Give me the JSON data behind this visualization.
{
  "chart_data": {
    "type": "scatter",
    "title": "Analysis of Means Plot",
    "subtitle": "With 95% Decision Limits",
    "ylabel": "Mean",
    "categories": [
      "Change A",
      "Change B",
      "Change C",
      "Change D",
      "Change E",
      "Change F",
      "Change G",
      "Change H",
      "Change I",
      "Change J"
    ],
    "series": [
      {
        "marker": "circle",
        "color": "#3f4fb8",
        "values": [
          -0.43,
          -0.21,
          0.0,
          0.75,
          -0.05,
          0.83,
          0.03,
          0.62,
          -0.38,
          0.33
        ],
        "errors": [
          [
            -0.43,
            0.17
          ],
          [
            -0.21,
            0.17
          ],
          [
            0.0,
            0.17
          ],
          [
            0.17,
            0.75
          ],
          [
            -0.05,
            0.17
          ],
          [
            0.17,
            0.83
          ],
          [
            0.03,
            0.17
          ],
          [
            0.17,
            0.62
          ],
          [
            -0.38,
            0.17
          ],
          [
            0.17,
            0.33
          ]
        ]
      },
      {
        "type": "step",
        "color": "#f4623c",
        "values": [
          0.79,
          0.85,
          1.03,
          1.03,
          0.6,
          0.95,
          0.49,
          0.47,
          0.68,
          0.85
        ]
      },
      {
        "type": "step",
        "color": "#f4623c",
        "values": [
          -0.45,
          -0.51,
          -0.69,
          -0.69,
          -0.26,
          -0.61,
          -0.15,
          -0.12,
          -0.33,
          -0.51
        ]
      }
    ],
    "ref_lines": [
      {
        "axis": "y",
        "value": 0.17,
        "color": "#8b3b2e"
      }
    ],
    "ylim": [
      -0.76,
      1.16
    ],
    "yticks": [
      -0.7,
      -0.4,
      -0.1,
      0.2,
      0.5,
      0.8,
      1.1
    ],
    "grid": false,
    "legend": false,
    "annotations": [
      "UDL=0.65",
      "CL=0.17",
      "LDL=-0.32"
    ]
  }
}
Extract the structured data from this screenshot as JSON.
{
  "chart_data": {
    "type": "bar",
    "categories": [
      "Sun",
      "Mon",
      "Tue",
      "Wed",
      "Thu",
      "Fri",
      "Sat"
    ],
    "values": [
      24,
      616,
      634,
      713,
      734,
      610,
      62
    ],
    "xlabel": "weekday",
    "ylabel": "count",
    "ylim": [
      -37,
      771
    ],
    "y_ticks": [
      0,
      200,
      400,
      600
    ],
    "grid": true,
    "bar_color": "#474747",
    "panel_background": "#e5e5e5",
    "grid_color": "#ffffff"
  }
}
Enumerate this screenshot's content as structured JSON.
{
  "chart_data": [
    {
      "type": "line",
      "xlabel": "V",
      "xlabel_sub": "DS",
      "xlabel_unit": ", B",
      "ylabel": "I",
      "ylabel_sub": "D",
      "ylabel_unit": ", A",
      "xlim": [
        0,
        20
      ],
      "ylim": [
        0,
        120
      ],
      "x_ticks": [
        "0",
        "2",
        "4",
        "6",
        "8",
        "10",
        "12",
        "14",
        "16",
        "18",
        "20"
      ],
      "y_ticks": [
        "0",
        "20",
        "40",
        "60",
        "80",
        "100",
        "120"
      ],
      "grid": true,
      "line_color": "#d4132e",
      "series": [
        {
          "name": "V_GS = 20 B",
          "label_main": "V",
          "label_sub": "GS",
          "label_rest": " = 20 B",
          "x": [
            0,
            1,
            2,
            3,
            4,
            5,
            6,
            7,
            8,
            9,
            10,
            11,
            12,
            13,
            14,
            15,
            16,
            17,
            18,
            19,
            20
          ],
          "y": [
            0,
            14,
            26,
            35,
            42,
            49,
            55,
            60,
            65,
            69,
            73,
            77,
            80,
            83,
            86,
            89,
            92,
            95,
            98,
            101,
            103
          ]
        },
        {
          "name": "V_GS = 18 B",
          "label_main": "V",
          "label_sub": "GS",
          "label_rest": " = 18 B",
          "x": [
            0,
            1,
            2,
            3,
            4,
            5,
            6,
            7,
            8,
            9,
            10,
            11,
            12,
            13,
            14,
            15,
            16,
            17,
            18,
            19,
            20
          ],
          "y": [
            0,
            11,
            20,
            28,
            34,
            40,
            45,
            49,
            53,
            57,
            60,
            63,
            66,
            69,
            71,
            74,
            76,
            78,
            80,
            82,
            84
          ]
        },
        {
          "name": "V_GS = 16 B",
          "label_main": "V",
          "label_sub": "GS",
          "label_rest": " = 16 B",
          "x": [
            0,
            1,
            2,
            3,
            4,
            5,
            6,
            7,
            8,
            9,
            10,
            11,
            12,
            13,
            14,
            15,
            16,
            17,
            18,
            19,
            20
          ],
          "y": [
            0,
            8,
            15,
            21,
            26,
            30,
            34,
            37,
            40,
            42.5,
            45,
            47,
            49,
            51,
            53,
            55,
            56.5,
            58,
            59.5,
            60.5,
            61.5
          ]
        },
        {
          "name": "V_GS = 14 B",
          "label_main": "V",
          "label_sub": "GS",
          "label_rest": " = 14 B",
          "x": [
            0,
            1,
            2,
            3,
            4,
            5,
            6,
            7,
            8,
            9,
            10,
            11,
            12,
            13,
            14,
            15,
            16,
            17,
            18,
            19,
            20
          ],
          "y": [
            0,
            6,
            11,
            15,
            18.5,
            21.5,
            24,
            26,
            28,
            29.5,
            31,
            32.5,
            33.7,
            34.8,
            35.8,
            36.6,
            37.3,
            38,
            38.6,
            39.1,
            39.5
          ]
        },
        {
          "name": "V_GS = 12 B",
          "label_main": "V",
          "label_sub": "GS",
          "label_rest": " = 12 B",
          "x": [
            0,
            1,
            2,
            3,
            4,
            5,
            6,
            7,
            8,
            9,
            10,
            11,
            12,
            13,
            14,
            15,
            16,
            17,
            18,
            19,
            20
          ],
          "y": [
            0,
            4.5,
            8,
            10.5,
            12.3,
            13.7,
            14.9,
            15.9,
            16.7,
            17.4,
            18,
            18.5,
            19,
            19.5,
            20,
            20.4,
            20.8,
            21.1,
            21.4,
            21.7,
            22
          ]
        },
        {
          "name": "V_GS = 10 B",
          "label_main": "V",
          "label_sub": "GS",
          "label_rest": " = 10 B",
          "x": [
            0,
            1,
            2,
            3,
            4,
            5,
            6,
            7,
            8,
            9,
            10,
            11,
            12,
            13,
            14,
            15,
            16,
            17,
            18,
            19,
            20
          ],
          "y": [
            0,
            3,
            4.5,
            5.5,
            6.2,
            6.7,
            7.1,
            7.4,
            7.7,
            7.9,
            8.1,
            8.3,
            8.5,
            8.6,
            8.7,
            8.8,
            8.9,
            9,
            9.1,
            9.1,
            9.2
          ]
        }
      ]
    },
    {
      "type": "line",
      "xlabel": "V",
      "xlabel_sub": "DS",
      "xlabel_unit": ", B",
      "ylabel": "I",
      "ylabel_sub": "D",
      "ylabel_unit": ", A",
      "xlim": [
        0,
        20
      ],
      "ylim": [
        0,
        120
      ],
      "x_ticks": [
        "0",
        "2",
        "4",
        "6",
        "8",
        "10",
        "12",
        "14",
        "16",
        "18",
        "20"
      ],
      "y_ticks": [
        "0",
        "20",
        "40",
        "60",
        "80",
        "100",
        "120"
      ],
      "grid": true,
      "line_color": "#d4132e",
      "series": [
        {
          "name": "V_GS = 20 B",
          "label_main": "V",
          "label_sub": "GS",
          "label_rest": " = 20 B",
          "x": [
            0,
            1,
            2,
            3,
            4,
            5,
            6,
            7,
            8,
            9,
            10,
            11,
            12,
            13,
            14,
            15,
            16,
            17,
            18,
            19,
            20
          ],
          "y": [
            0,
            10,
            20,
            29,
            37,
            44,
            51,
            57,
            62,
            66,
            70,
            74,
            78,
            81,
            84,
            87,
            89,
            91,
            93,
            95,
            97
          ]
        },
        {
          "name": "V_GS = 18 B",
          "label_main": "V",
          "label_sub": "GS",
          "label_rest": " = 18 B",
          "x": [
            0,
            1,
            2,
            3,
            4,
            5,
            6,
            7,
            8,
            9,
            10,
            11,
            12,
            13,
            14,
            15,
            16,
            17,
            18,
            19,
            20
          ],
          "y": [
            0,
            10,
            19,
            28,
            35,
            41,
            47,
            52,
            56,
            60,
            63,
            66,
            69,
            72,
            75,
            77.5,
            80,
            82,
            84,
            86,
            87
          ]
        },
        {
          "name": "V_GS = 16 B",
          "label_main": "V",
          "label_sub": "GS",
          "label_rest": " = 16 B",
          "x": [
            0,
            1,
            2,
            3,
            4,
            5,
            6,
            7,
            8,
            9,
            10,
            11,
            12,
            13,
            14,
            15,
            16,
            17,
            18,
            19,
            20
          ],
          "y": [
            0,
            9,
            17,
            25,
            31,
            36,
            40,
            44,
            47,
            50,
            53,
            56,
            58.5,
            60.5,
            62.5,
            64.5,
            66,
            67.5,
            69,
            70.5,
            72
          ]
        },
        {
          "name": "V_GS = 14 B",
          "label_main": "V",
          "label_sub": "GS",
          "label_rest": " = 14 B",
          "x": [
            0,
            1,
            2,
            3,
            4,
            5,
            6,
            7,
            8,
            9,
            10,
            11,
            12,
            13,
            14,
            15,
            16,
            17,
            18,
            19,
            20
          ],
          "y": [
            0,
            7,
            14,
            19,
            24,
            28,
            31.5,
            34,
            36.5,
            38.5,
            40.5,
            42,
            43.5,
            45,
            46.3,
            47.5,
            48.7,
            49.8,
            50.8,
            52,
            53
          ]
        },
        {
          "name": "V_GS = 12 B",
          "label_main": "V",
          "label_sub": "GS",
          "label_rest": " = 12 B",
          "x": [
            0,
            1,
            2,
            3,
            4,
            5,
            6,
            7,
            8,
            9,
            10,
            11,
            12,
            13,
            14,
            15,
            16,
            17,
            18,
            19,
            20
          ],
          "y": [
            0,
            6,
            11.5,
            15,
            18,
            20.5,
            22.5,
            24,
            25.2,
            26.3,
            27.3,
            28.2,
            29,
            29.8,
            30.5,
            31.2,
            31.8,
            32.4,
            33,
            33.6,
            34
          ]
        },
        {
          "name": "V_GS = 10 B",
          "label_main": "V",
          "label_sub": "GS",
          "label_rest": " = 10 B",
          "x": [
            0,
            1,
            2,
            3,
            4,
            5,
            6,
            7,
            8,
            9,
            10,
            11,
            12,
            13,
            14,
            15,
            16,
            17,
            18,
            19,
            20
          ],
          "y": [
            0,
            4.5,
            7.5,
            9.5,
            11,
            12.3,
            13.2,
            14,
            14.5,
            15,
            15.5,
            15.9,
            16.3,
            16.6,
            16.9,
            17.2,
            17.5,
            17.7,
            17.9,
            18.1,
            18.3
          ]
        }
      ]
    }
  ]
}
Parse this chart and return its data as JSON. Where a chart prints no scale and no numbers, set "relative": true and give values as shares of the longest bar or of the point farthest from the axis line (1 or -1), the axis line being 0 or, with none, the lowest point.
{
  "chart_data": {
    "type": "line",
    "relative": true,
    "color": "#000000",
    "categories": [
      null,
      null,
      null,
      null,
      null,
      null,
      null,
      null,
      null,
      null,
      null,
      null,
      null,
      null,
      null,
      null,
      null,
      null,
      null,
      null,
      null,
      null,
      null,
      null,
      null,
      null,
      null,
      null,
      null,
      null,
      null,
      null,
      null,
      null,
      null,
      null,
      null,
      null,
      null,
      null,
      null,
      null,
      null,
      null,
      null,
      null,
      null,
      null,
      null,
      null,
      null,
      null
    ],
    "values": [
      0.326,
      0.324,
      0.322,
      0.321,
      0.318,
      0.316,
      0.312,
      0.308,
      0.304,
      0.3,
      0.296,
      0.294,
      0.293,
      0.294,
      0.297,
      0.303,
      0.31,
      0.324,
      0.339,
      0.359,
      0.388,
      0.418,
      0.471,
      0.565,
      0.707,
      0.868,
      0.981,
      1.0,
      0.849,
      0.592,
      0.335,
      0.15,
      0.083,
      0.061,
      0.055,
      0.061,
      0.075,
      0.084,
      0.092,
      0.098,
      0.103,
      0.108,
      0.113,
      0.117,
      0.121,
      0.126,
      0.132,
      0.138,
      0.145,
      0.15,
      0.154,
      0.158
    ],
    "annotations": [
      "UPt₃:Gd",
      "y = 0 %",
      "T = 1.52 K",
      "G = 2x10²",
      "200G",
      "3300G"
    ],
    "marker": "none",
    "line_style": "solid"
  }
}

▶ **Exercise objective**
Copy every line of the listing where the word "none" appears.

▶ **Response to the task**
Parse this chart and return its data as JSON. Where a chart prints no scale and no numbers, set "relative": true and give values as shares of the longest bar or of the point farthest from the axis line (1 or -1), the axis line being 0 or, with none, the lowest point.
    "marker": "none",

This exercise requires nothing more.